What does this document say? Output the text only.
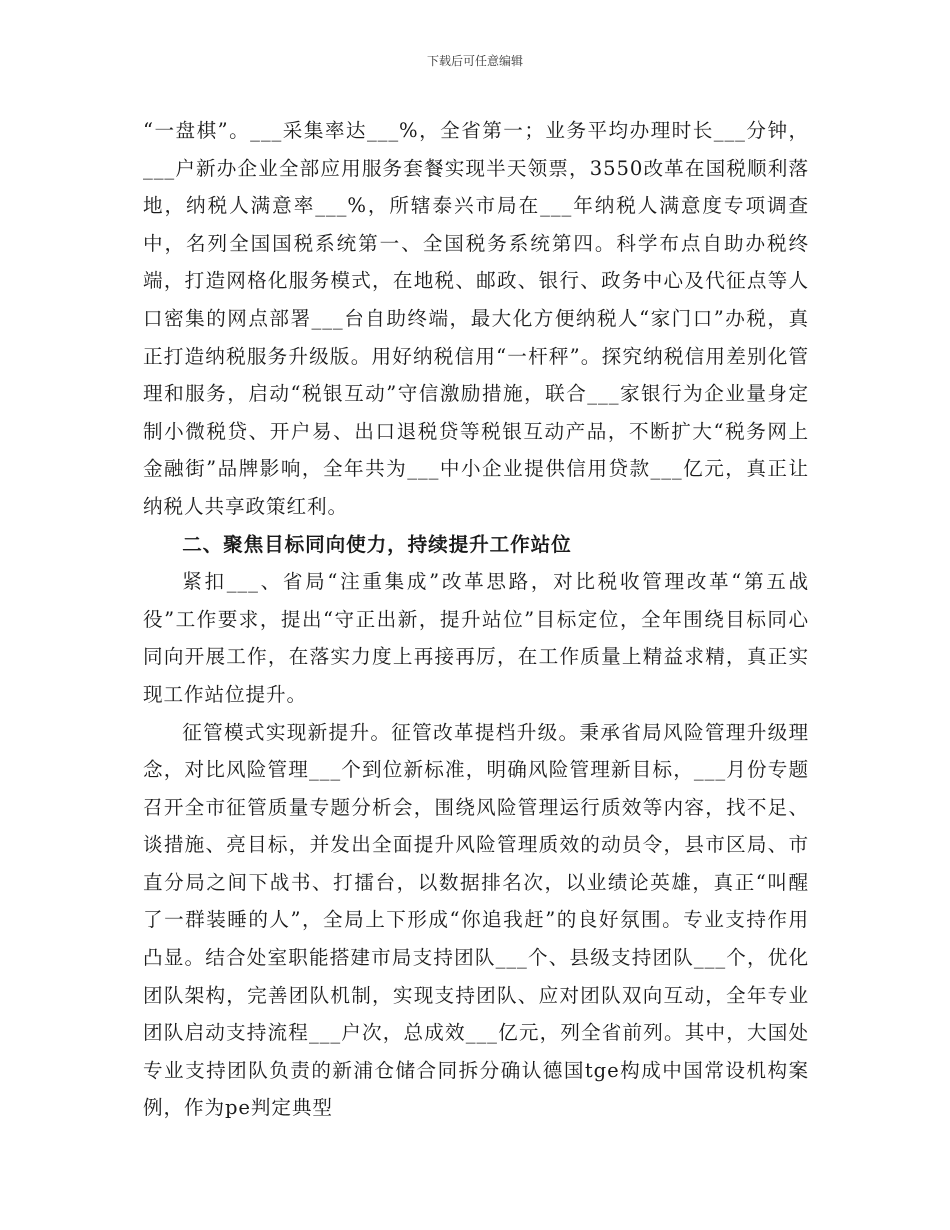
下载后可任意编辑

“一盘棋”。___采集率达___%，全省第一；业务平均办理时长___分钟，___户新办企业全部应用服务套餐实现半天领票，3550改革在国税顺利落地，纳税人满意率___%，所辖泰兴市局在___年纳税人满意度专项调查中，名列全国国税系统第一、全国税务系统第四。科学布点自助办税终端，打造网格化服务模式，在地税、邮政、银行、政务中心及代征点等人口密集的网点部署___台自助终端，最大化方便纳税人“家门口”办税，真正打造纳税服务升级版。用好纳税信用“一杆秤”。探究纳税信用差别化管理和服务，启动“税银互动”守信激励措施，联合___家银行为企业量身定制小微税贷、开户易、出口退税贷等税银互动产品，不断扩大“税务网上金融街”品牌影响，全年共为___中小企业提供信用贷款___亿元，真正让纳税人共享政策红利。

二、聚焦目标同向使力，持续提升工作站位

紧扣___、省局“注重集成”改革思路，对比税收管理改革“第五战役”工作要求，提出“守正出新，提升站位”目标定位，全年围绕目标同心同向开展工作，在落实力度上再接再厉，在工作质量上精益求精，真正实现工作站位提升。

征管模式实现新提升。征管改革提档升级。秉承省局风险管理升级理念，对比风险管理___个到位新标准，明确风险管理新目标，___月份专题召开全市征管质量专题分析会，围绕风险管理运行质效等内容，找不足、谈措施、亮目标，并发出全面提升风险管理质效的动员令，县市区局、市直分局之间下战书、打擂台，以数据排名次，以业绩论英雄，真正“叫醒了一群装睡的人”，全局上下形成“你追我赶”的良好氛围。专业支持作用凸显。结合处室职能搭建市局支持团队___个、县级支持团队___个，优化团队架构，完善团队机制，实现支持团队、应对团队双向互动，全年专业团队启动支持流程___户次，总成效___亿元，列全省前列。其中，大国处专业支持团队负责的新浦仓储合同拆分确认德国tge构成中国常设机构案例，作为pe判定典型
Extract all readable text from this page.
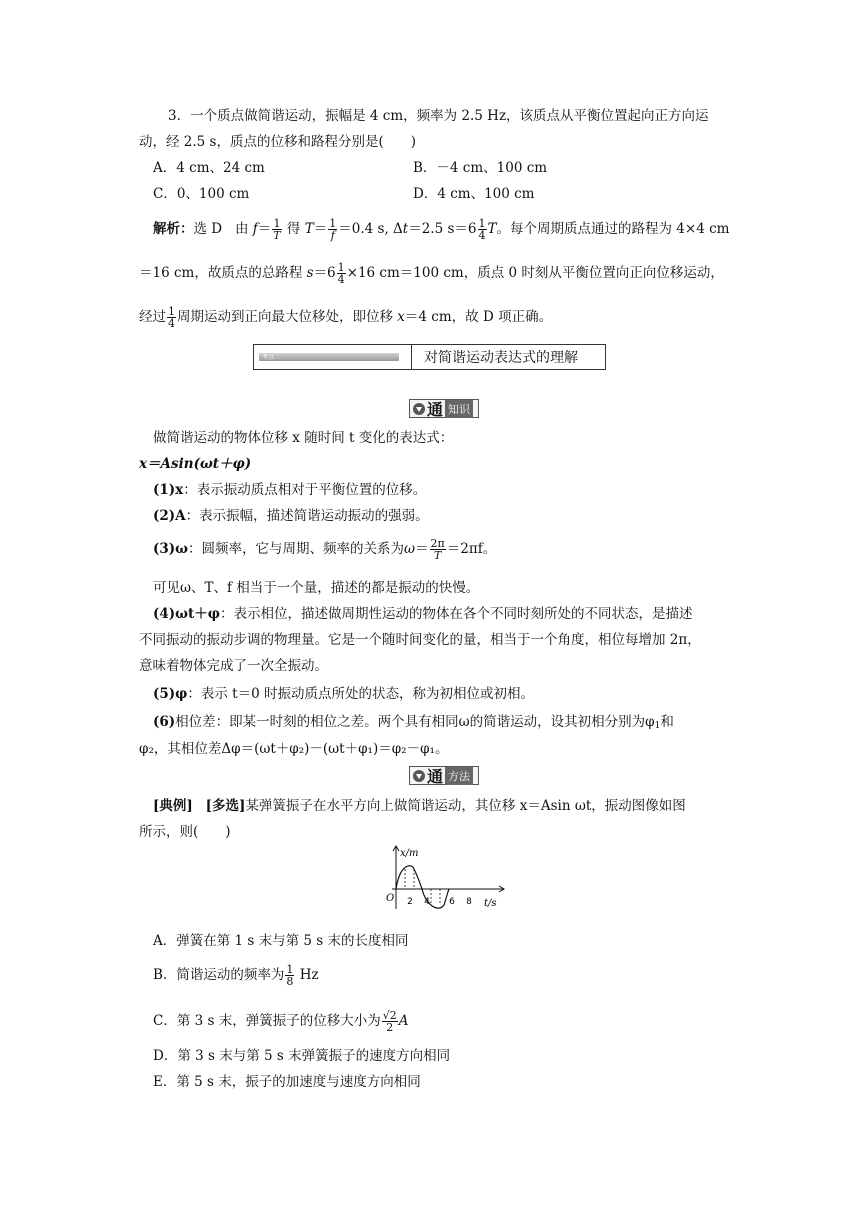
3．一个质点做简谐运动，振幅是 4 cm，频率为 2.5 Hz，该质点从平衡位置起向正方向运
动，经 2.5 s，质点的位移和路程分别是(　　)
A．4 cm、24 cm	B．－4 cm、100 cm
C．0、100 cm	D．4 cm、100 cm
解析：选 D 由 $f= \frac{1}{T}$ 得 $T= \frac{1}{f} =0.4$ s, Δt＝2.5 $s=6 \frac{1}{4}$ T。每个周期质点通过的路程为 4×4 cm
＝16 cm，故质点的总路程 $s=6 \frac{1}{4} \times 16$ cm＝100 cm，质点 0 时刻从平衡位置向正向位移运动，
经过 $\frac{1}{4}$ 周期运动到正向最大位移处，即位移 x＝4 cm，故 D 项正确。
考点二	对简谐运动表达式的理解
通 知识
做简谐运动的物体位移 x 随时间 t 变化的表达式：
x＝Asin(ωt＋φ)
(1)x：表示振动质点相对于平衡位置的位移。
(2)A：表示振幅，描述简谐运动振动的强弱。
(3)ω：圆频率，它与周期、频率的关系为$\omega= \frac{2\pi}{T} =2\pi f$。
可见ω、T、f 相当于一个量，描述的都是振动的快慢。
(4)ωt＋φ：表示相位，描述做周期性运动的物体在各个不同时刻所处的不同状态，是描述
不同振动的振动步调的物理量。它是一个随时间变化的量，相当于一个角度，相位每增加 2π，
意味着物体完成了一次全振动。
(5)φ：表示 t＝0 时振动质点所处的状态，称为初相位或初相。
(6)相位差：即某一时刻的相位之差。两个具有相同ω的简谐运动，设其初相分别为$\varphi_1$和
φ₂，其相位差Δφ＝(ωt＋φ₂)－(ωt＋φ₁)＝φ₂－φ₁。
通 方法
[典例] [多选]某弹簧振子在水平方向上做简谐运动，其位移 x＝Asin ωt，振动图像如图
所示，则(　　)
x/m
O 2 4 6 8 t/s
A．弹簧在第 1 s 末与第 5 s 末的长度相同
B．简谐运动的频率为 $\frac{1}{8}$ Hz
C．第 3 s 末，弹簧振子的位移大小为 $\frac{√2}{2}$ A
D．第 3 s 末与第 5 s 末弹簧振子的速度方向相同
E．第 5 s 末，振子的加速度与速度方向相同
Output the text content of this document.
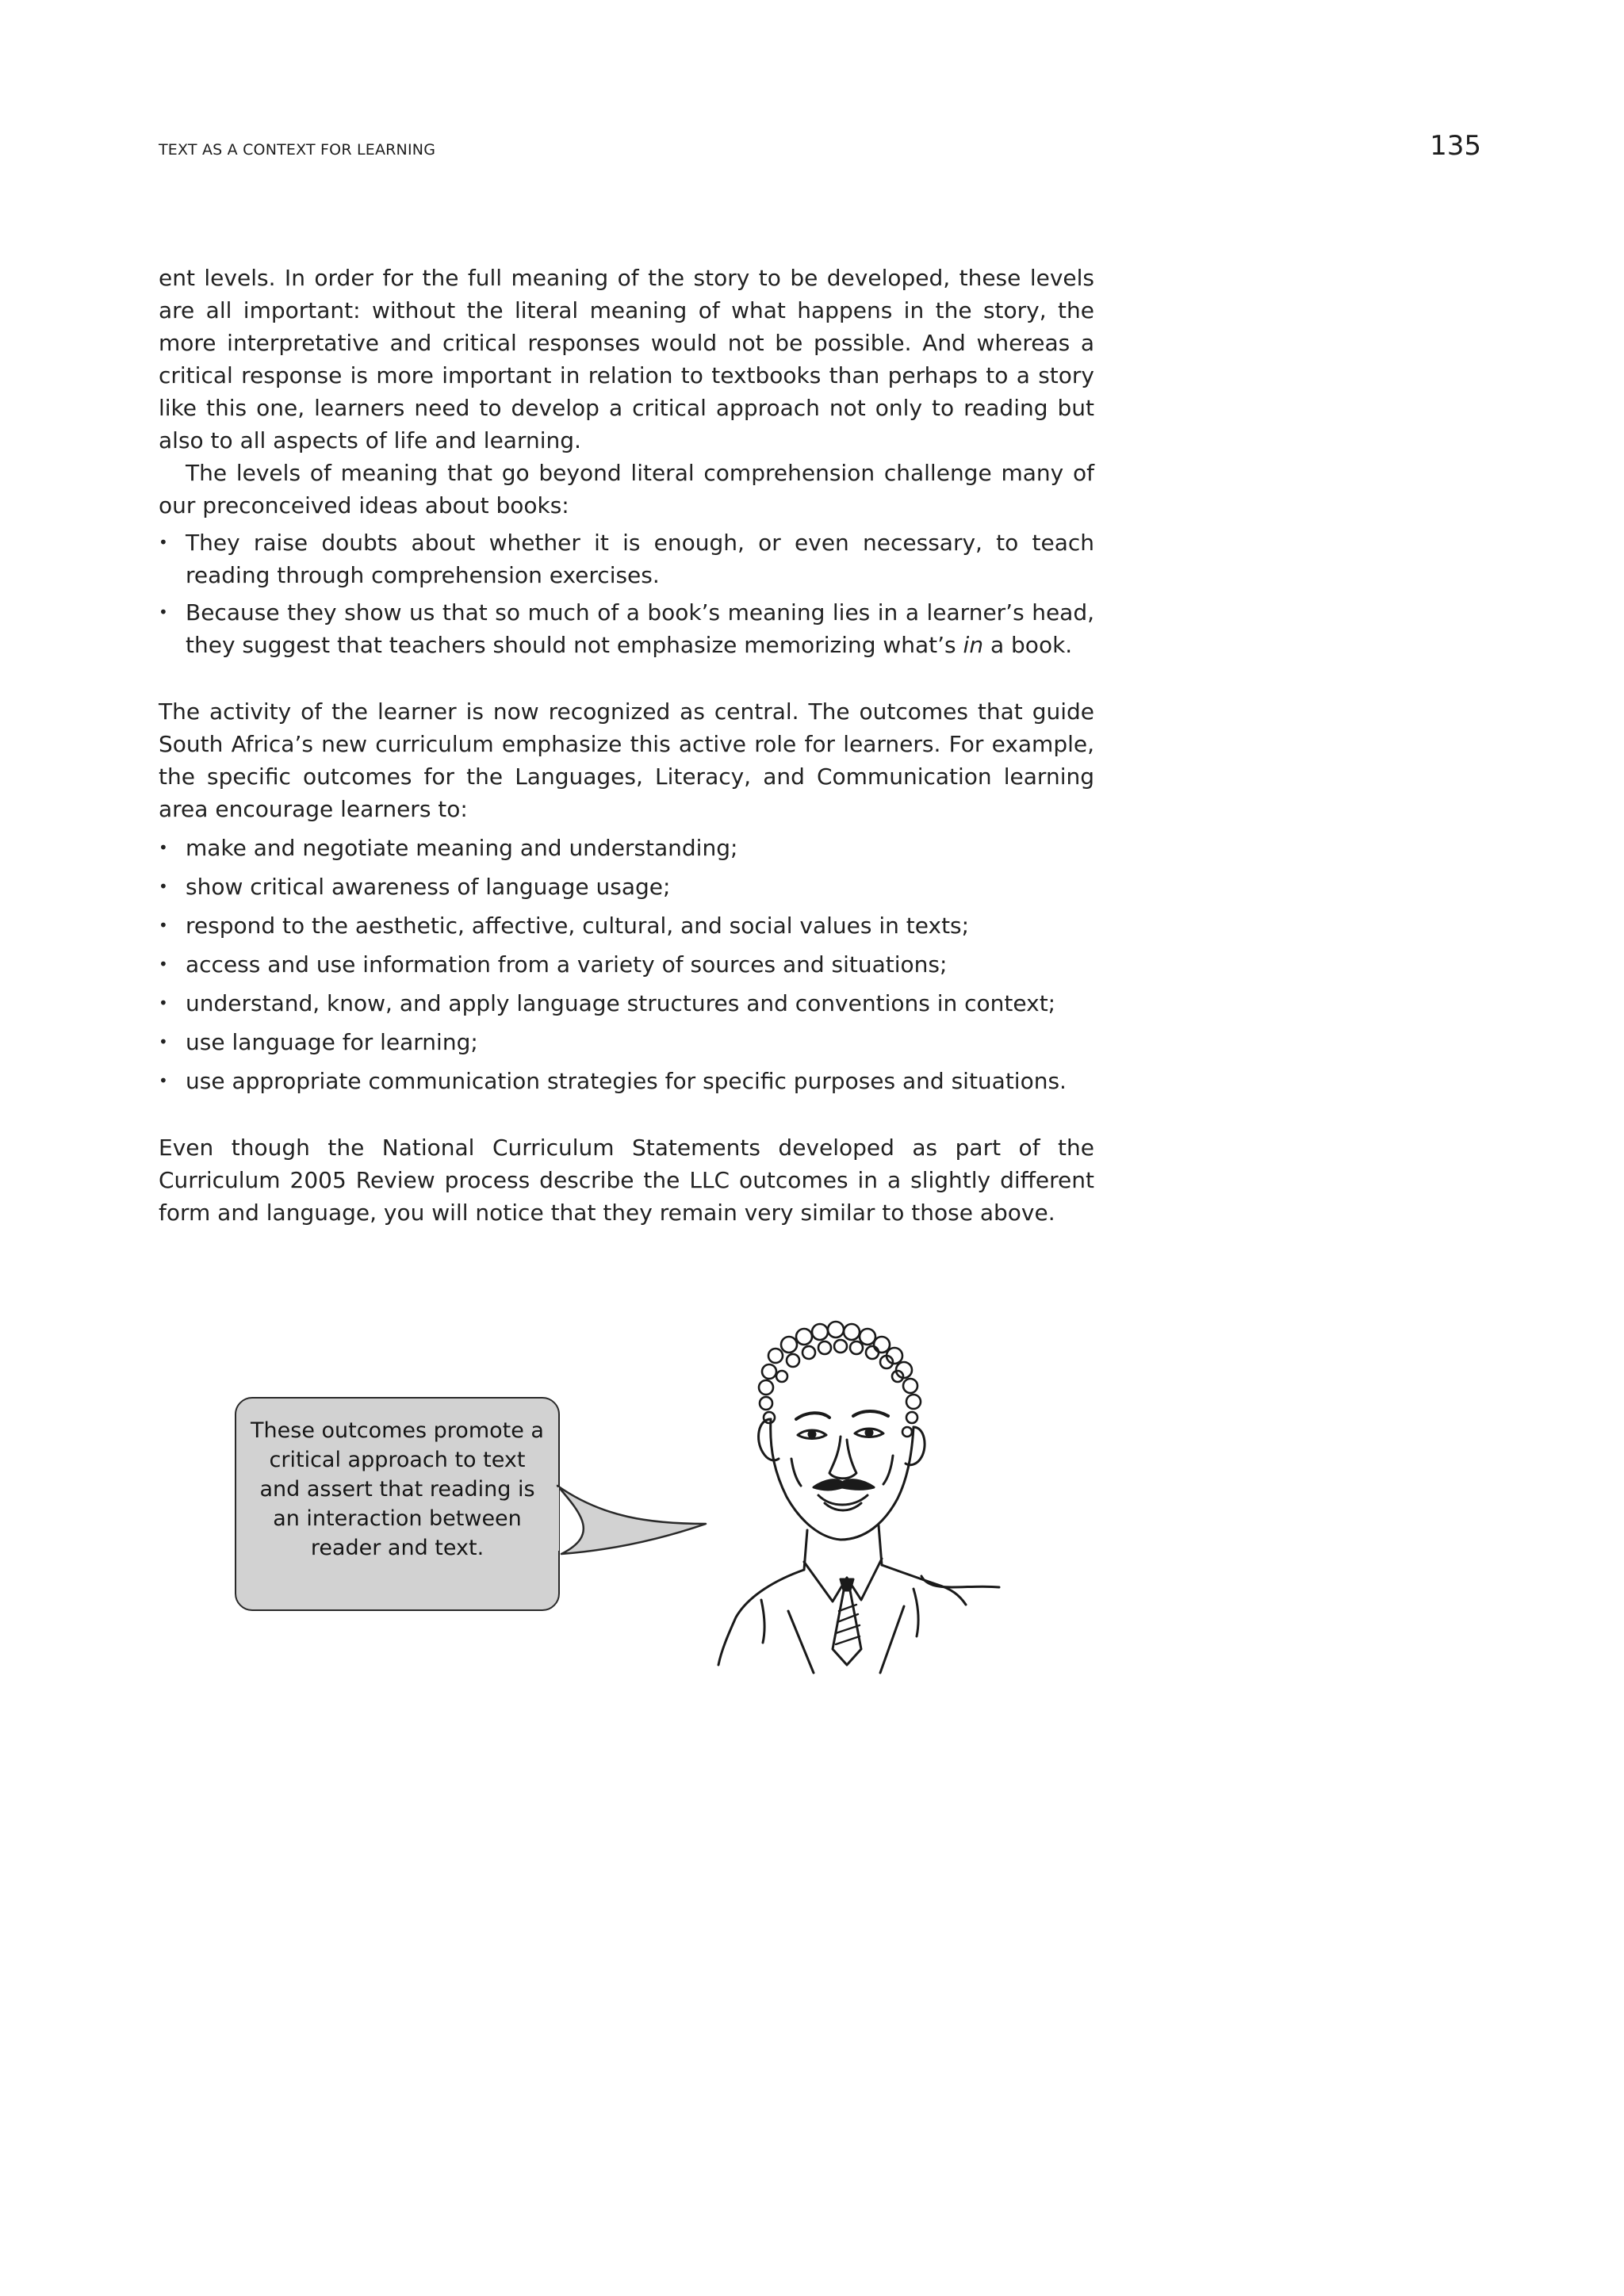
TEXT AS A CONTEXT FOR LEARNING	135

ent levels. In order for the full meaning of the story to be developed, these levels are all important: without the literal meaning of what happens in the story, the more interpretative and critical responses would not be possible. And whereas a critical response is more important in relation to textbooks than perhaps to a story like this one, learners need to develop a critical approach not only to reading but also to all aspects of life and learning.

The levels of meaning that go beyond literal comprehension challenge many of our preconceived ideas about books:

• They raise doubts about whether it is enough, or even necessary, to teach reading through comprehension exercises.
• Because they show us that so much of a book’s meaning lies in a learner’s head, they suggest that teachers should not emphasize memorizing what’s in a book.

The activity of the learner is now recognized as central. The outcomes that guide South Africa’s new curriculum emphasize this active role for learners. For example, the specific outcomes for the Languages, Literacy, and Communication learning area encourage learners to:

• make and negotiate meaning and understanding;
• show critical awareness of language usage;
• respond to the aesthetic, affective, cultural, and social values in texts;
• access and use information from a variety of sources and situations;
• understand, know, and apply language structures and conventions in context;
• use language for learning;
• use appropriate communication strategies for specific purposes and situations.

Even though the National Curriculum Statements developed as part of the Curriculum 2005 Review process describe the LLC outcomes in a slightly different form and language, you will notice that they remain very similar to those above.

These outcomes promote a critical approach to text and assert that reading is an interaction between reader and text.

# # # # #

▸ EXERCISE GOAL
Identify each line containing the string "meaning" and copy it out.

▸ IN RESPONSE
ent levels. In order for the full meaning of the story to be developed, these levels are all important: without the literal meaning of what happens in the story, the more interpretative and critical responses would not be possible. And whereas a critical response is more important in relation to textbooks than perhaps to a story like this one, learners need to develop a critical approach not only to reading but also to all aspects of life and learning.
The levels of meaning that go beyond literal comprehension challenge many of our preconceived ideas about books:
• Because they show us that so much of a book’s meaning lies in a learner’s head, they suggest that teachers should not emphasize memorizing what’s in a book.
• make and negotiate meaning and understanding;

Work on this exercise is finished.